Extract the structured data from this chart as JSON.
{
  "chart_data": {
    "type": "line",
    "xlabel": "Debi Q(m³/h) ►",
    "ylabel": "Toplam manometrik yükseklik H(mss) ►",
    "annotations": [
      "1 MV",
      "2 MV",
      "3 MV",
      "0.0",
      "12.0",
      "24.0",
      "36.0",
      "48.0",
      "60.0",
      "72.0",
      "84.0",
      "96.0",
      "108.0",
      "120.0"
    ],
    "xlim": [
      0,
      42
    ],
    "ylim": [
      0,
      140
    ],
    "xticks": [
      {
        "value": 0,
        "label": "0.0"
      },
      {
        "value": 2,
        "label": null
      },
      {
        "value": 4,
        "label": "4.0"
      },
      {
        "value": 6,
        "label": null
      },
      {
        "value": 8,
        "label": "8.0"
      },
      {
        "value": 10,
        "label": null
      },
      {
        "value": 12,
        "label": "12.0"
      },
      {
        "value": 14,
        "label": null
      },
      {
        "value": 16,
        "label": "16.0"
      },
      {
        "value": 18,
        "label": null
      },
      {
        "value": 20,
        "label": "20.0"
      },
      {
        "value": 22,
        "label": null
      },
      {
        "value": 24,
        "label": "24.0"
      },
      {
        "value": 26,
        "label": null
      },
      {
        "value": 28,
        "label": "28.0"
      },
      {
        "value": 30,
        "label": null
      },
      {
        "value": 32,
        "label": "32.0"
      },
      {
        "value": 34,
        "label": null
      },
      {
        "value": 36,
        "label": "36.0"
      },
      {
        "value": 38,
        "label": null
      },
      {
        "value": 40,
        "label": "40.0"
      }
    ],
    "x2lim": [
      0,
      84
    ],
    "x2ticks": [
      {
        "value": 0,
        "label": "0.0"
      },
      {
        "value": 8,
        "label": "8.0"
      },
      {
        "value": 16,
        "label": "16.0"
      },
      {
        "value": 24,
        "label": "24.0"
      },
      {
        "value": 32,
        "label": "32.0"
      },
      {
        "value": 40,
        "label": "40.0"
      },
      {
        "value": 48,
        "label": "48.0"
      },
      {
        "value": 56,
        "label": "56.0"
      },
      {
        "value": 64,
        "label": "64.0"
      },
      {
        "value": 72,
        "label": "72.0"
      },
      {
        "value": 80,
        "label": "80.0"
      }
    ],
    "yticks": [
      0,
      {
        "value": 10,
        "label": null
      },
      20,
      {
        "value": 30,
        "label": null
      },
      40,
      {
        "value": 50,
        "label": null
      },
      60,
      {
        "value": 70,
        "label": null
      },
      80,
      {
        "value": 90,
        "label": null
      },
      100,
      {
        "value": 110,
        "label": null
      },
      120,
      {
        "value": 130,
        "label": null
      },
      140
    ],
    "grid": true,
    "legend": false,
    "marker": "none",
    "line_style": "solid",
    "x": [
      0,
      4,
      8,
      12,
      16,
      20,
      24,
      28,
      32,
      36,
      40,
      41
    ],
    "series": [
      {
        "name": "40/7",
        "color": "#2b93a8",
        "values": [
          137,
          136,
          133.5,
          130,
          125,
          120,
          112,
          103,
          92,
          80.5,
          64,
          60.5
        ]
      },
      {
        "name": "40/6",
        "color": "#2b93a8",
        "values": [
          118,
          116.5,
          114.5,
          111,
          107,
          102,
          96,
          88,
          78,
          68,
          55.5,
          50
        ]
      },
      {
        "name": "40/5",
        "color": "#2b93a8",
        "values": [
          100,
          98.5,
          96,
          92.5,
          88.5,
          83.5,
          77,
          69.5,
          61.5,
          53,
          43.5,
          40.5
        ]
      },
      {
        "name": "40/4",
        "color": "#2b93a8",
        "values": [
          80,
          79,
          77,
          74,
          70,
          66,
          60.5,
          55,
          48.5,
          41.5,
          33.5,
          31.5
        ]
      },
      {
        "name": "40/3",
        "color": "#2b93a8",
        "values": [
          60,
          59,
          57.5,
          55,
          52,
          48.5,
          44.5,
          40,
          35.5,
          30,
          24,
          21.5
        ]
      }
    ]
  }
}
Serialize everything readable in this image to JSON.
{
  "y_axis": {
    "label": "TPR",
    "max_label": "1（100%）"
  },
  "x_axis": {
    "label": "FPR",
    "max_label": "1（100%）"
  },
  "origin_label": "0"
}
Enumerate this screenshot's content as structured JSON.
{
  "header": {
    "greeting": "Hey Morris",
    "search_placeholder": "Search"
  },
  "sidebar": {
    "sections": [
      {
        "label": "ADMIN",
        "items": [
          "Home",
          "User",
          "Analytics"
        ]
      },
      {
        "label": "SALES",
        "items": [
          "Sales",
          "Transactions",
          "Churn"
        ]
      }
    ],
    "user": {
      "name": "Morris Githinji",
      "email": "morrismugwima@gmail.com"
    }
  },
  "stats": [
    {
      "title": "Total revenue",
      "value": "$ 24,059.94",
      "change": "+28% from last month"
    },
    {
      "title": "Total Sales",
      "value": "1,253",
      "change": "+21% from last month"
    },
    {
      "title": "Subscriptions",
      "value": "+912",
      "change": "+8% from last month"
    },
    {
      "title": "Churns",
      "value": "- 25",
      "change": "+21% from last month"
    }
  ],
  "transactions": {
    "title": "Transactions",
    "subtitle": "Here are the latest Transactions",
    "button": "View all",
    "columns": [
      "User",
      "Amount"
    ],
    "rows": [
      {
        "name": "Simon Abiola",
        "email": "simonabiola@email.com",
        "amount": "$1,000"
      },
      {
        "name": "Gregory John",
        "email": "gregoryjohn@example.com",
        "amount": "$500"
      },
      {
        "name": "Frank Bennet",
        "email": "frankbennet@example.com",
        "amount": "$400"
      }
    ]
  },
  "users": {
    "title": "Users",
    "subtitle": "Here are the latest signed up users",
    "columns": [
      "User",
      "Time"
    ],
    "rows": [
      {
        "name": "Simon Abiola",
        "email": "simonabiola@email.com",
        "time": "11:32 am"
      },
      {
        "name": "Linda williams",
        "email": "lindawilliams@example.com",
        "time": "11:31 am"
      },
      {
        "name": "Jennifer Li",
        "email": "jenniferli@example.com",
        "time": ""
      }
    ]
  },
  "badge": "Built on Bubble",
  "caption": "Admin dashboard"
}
^^^^
Problem requirements ▸
Pull every line holding "latest" out of the records.

Task output ▸
    "subtitle": "Here are the latest Transactions",
    "subtitle": "Here are the latest signed up users",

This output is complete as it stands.